(Extracted records)
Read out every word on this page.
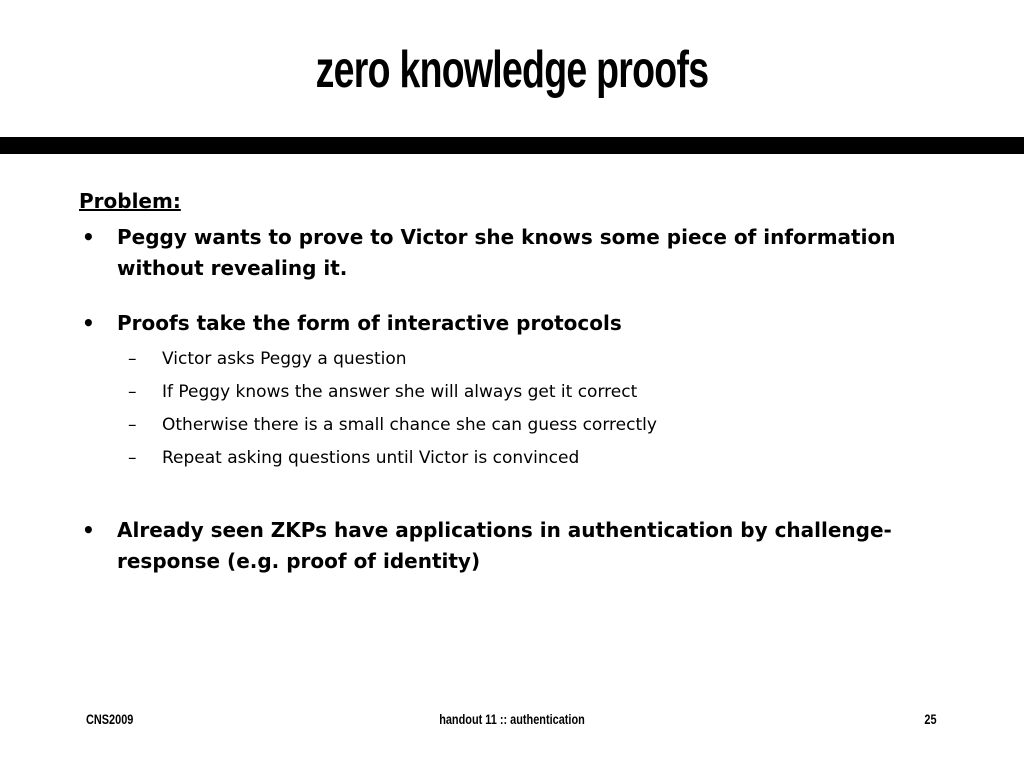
zero knowledge proofs
Problem:
• Peggy wants to prove to Victor she knows some piece of information without revealing it.
• Proofs take the form of interactive protocols
– Victor asks Peggy a question
– If Peggy knows the answer she will always get it correct
– Otherwise there is a small chance she can guess correctly
– Repeat asking questions until Victor is convinced
• Already seen ZKPs have applications in authentication by challenge-response (e.g. proof of identity)
CNS2009	handout 11 :: authentication	25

▸ Aim of the task: The lines to collect are those holding the string "Peggy"; copy them all.

▸ Answer below:
• Peggy wants to prove to Victor she knows some piece of information without revealing it.
– Victor asks Peggy a question
– If Peggy knows the answer she will always get it correct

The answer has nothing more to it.